See this list for complete info:
https://fedorapeople.org/cgit/jackorp/public_git/spdx_rubygems.git/tree/r...
You can see the `current_ok_rb.csv` in the same repository.
So far, I have validated mostly MIT (as those are the easiest to get
right), I will need to fix the script before my next update to account
for other licenses too.
If your gem has multiple valid SPDX license identifiers, but are in
conjunction using "and" "or" instead of "AND"
"OR", the script will be
able to catch that and I'll make a PR to the gem
with the converted form should that be the case.
There are also a few gems excluded from the search as they do not have
a gem in Fedora's sources cache.
These gems are: rubygem-morph-cli rubygem-krb5-auth
rubygem-asciidoctor rubygem-rgen rubygem-net-irc
I have not run the script against them, they are explicitly excluded,
since so far I am only comparing the RPM Spec against gem2rpm output.
== Plan ==
I plan to do this in 2 main phases:
1) Initial pass
This is just a pass through the packages to note all packages that
are already SPDX compatible.
2a) Inspecting and fixing
This probably will be mostly manual work to identify correct
licenses for gems that do not have license in the gemspec metadata.
Also convert Callaway convention to the correct SPDX identifier.
This cannot be reliably automated for example
the BSD license can be converted to 4 different SPDX license
identifiers. However, tooling can give an idea of what the licensing
probably is.
At that point I will be mainly looking on Fedora spec's license,
whether it has valid SPDX or not.
2b) Validate MIT licenses
MIT license has multiple variants. While it mostly seems that the
gem MIT licenses are under what SPDX also considers MIT, I'd like to
validate that assumption.
== How to help ==
Make sure your rubygem package has a license in Fedora's specfile that
is a valid SPDX license identifier.
You can also take a look at the gems where license does not match
between gem2rpm and fedora (RubyGems should use SPDX, even though it
is older version, that's a good pointer for us)
and fix them.
On closing note, be wary of licenses like "LGPL-2.1+", it is valid,
however deprecated by current SPDX version and the `license-validate`
tool won't accept it.
See
https://spdx.org/licenses/ for complete license list including the
list of deprecated identifiers.
Thanks,
Jarek

§ **Task instructions**
Reproduce everything in the SPDX message from "and fix them." down to "of deprecated identifiers.". The items that come next are separate material, unconnected to the SPDX message.

§ **Stored rows**

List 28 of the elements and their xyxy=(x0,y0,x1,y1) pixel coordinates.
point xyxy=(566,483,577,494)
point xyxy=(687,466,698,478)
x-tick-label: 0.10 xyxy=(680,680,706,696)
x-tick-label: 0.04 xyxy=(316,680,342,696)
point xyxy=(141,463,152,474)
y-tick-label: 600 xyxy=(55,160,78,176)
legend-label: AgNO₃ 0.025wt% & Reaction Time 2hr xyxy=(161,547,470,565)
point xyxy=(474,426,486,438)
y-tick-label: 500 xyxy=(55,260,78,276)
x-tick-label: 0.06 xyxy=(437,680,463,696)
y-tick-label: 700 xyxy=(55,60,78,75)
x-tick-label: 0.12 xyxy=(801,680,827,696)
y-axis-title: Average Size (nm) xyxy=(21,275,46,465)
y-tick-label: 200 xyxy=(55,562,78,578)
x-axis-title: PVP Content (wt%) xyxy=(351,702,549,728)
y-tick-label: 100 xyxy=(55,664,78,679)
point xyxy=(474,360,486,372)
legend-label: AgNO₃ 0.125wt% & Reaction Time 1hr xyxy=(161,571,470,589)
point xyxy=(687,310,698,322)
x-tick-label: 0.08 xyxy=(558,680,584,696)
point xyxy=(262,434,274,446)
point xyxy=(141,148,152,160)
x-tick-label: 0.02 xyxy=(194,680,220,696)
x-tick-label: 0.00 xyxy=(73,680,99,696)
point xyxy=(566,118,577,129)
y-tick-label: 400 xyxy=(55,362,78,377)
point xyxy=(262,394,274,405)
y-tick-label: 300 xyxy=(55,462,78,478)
* * *
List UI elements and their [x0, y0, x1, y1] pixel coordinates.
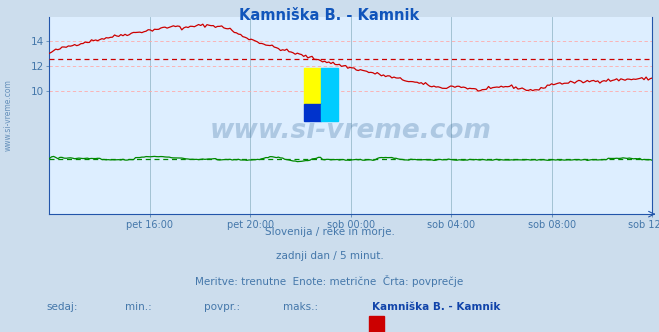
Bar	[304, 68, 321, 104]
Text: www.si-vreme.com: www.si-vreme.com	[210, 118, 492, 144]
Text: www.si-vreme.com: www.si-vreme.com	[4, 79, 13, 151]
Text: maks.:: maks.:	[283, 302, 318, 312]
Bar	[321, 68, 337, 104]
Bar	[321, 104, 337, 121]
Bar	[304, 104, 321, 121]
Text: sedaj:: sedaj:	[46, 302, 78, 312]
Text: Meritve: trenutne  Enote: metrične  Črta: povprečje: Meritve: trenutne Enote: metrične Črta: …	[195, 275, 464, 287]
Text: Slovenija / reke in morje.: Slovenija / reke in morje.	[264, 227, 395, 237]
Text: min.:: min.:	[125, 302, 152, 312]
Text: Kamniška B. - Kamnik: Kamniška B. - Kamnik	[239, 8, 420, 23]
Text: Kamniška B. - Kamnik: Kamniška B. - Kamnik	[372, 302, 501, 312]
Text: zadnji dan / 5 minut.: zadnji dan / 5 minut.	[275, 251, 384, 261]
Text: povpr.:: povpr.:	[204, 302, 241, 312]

§ **Full answer**
and fix them.
On closing note, be wary of licenses like "LGPL-2.1+", it is valid,
however deprecated by current SPDX version and the `license-validate`
tool won't accept it.
See
https://spdx.org/licenses/ for complete license list including the
list of deprecated identifiers.